The task:
Print every entry exactly as written.

(Data excerpts)
# # # #
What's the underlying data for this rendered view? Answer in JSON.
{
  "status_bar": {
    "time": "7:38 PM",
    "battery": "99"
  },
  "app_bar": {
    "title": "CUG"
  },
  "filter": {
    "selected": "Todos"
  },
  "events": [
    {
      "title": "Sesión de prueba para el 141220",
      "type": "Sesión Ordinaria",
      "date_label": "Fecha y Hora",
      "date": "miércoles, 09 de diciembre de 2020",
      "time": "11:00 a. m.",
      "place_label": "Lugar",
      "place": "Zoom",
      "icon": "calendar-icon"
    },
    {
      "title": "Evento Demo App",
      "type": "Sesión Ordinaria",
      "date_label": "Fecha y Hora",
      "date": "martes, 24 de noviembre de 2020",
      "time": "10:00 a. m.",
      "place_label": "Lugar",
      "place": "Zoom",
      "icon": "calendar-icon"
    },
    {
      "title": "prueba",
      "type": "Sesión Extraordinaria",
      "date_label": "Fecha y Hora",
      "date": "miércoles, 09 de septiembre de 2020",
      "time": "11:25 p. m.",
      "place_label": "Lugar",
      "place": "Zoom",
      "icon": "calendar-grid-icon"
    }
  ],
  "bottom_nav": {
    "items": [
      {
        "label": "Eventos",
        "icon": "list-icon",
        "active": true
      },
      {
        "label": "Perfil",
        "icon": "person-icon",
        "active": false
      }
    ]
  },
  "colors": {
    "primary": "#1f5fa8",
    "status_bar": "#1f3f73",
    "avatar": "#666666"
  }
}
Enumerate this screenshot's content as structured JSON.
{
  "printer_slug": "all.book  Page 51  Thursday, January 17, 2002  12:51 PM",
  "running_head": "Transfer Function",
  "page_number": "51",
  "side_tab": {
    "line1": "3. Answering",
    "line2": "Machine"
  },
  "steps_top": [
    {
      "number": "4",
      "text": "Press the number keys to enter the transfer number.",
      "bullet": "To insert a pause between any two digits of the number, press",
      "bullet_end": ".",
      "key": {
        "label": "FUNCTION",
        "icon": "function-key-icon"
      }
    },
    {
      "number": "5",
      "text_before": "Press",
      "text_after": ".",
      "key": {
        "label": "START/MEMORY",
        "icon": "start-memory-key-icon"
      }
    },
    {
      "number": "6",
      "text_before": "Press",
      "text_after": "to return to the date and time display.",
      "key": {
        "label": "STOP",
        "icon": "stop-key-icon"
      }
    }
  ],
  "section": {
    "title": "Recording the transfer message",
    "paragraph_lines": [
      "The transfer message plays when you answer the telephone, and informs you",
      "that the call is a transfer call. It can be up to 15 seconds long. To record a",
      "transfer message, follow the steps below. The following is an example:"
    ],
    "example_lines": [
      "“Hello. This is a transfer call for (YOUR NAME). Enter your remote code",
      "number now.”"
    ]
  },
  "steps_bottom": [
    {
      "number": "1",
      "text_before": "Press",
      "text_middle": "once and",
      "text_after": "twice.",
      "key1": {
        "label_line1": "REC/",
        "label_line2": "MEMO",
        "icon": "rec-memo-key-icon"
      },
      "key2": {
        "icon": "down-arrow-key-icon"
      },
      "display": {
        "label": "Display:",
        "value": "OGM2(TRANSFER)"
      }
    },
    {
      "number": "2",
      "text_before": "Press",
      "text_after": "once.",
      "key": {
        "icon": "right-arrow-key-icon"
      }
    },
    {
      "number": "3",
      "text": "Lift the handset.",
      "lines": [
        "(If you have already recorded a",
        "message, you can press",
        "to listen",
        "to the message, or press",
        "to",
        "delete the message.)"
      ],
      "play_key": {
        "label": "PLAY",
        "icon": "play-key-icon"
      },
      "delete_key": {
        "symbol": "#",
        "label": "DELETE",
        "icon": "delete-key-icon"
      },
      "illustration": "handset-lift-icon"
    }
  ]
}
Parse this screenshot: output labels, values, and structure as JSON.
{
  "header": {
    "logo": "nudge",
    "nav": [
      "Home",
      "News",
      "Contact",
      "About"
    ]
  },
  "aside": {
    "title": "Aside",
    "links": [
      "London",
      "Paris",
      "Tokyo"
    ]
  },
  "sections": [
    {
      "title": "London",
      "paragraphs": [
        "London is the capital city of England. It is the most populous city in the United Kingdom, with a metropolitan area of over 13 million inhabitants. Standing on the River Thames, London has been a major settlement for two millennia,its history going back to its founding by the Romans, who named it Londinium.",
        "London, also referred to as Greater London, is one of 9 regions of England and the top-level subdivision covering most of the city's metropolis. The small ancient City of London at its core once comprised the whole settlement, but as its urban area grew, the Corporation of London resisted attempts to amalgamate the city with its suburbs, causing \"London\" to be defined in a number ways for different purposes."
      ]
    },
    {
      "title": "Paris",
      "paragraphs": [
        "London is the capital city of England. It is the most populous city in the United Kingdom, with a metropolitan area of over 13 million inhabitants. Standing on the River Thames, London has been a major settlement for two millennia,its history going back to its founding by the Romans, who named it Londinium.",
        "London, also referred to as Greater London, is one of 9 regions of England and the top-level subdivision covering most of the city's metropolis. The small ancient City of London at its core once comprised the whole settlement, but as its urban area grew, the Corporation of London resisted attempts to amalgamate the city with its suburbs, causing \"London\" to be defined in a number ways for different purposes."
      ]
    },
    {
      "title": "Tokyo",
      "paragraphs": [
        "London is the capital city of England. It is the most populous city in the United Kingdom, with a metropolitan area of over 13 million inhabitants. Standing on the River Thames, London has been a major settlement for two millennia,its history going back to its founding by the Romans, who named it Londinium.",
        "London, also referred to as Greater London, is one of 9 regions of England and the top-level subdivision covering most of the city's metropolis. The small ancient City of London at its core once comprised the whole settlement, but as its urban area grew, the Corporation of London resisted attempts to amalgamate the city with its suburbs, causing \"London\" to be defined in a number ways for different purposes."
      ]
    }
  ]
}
# # # #
Written response:
What's the underlying data for this rendered view? Answer in JSON.
{
  "status_bar": {
    "time": "7:38 PM",
    "battery": "99"
  },
  "app_bar": {
    "title": "CUG"
  },
  "filter": {
    "selected": "Todos"
  },
  "events": [
    {
      "title": "Sesión de prueba para el 141220",
      "type": "Sesión Ordinaria",
      "date_label": "Fecha y Hora",
      "date": "miércoles, 09 de diciembre de 2020",
      "time": "11:00 a. m.",
      "place_label": "Lugar",
      "place": "Zoom",
      "icon": "calendar-icon"
    },
    {
      "title": "Evento Demo App",
      "type": "Sesión Ordinaria",
      "date_label": "Fecha y Hora",
      "date": "martes, 24 de noviembre de 2020",
      "time": "10:00 a. m.",
      "place_label": "Lugar",
      "place": "Zoom",
      "icon": "calendar-icon"
    },
    {
      "title": "prueba",
      "type": "Sesión Extraordinaria",
      "date_label": "Fecha y Hora",
      "date": "miércoles, 09 de septiembre de 2020",
      "time": "11:25 p. m.",
      "place_label": "Lugar",
      "place": "Zoom",
      "icon": "calendar-grid-icon"
    }
  ],
  "bottom_nav": {
    "items": [
      {
        "label": "Eventos",
        "icon": "list-icon",
        "active": true
      },
      {
        "label": "Perfil",
        "icon": "person-icon",
        "active": false
      }
    ]
  },
  "colors": {
    "primary": "#1f5fa8",
    "status_bar": "#1f3f73",
    "avatar": "#666666"
  }
}
Enumerate this screenshot's content as structured JSON.
{
  "printer_slug": "all.book  Page 51  Thursday, January 17, 2002  12:51 PM",
  "running_head": "Transfer Function",
  "page_number": "51",
  "side_tab": {
    "line1": "3. Answering",
    "line2": "Machine"
  },
  "steps_top": [
    {
      "number": "4",
      "text": "Press the number keys to enter the transfer number.",
      "bullet": "To insert a pause between any two digits of the number, press",
      "bullet_end": ".",
      "key": {
        "label": "FUNCTION",
        "icon": "function-key-icon"
      }
    },
    {
      "number": "5",
      "text_before": "Press",
      "text_after": ".",
      "key": {
        "label": "START/MEMORY",
        "icon": "start-memory-key-icon"
      }
    },
    {
      "number": "6",
      "text_before": "Press",
      "text_after": "to return to the date and time display.",
      "key": {
        "label": "STOP",
        "icon": "stop-key-icon"
      }
    }
  ],
  "section": {
    "title": "Recording the transfer message",
    "paragraph_lines": [
      "The transfer message plays when you answer the telephone, and informs you",
      "that the call is a transfer call. It can be up to 15 seconds long. To record a",
      "transfer message, follow the steps below. The following is an example:"
    ],
    "example_lines": [
      "“Hello. This is a transfer call for (YOUR NAME). Enter your remote code",
      "number now.”"
    ]
  },
  "steps_bottom": [
    {
      "number": "1",
      "text_before": "Press",
      "text_middle": "once and",
      "text_after": "twice.",
      "key1": {
        "label_line1": "REC/",
        "label_line2": "MEMO",
        "icon": "rec-memo-key-icon"
      },
      "key2": {
        "icon": "down-arrow-key-icon"
      },
      "display": {
        "label": "Display:",
        "value": "OGM2(TRANSFER)"
      }
    },
    {
      "number": "2",
      "text_before": "Press",
      "text_after": "once.",
      "key": {
        "icon": "right-arrow-key-icon"
      }
    },
    {
      "number": "3",
      "text": "Lift the handset.",
      "lines": [
        "(If you have already recorded a",
        "message, you can press",
        "to listen",
        "to the message, or press",
        "to",
        "delete the message.)"
      ],
      "play_key": {
        "label": "PLAY",
        "icon": "play-key-icon"
      },
      "delete_key": {
        "symbol": "#",
        "label": "DELETE",
        "icon": "delete-key-icon"
      },
      "illustration": "handset-lift-icon"
    }
  ]
}
Parse this screenshot: output labels, values, and structure as JSON.
{
  "header": {
    "logo": "nudge",
    "nav": [
      "Home",
      "News",
      "Contact",
      "About"
    ]
  },
  "aside": {
    "title": "Aside",
    "links": [
      "London",
      "Paris",
      "Tokyo"
    ]
  },
  "sections": [
    {
      "title": "London",
      "paragraphs": [
        "London is the capital city of England. It is the most populous city in the United Kingdom, with a metropolitan area of over 13 million inhabitants. Standing on the River Thames, London has been a major settlement for two millennia,its history going back to its founding by the Romans, who named it Londinium.",
        "London, also referred to as Greater London, is one of 9 regions of England and the top-level subdivision covering most of the city's metropolis. The small ancient City of London at its core once comprised the whole settlement, but as its urban area grew, the Corporation of London resisted attempts to amalgamate the city with its suburbs, causing \"London\" to be defined in a number ways for different purposes."
      ]
    },
    {
      "title": "Paris",
      "paragraphs": [
        "London is the capital city of England. It is the most populous city in the United Kingdom, with a metropolitan area of over 13 million inhabitants. Standing on the River Thames, London has been a major settlement for two millennia,its history going back to its founding by the Romans, who named it Londinium.",
        "London, also referred to as Greater London, is one of 9 regions of England and the top-level subdivision covering most of the city's metropolis. The small ancient City of London at its core once comprised the whole settlement, but as its urban area grew, the Corporation of London resisted attempts to amalgamate the city with its suburbs, causing \"London\" to be defined in a number ways for different purposes."
      ]
    },
    {
      "title": "Tokyo",
      "paragraphs": [
        "London is the capital city of England. It is the most populous city in the United Kingdom, with a metropolitan area of over 13 million inhabitants. Standing on the River Thames, London has been a major settlement for two millennia,its history going back to its founding by the Romans, who named it Londinium.",
        "London, also referred to as Greater London, is one of 9 regions of England and the top-level subdivision covering most of the city's metropolis. The small ancient City of London at its core once comprised the whole settlement, but as its urban area grew, the Corporation of London resisted attempts to amalgamate the city with its suburbs, causing \"London\" to be defined in a number ways for different purposes."
      ]
    }
  ]
}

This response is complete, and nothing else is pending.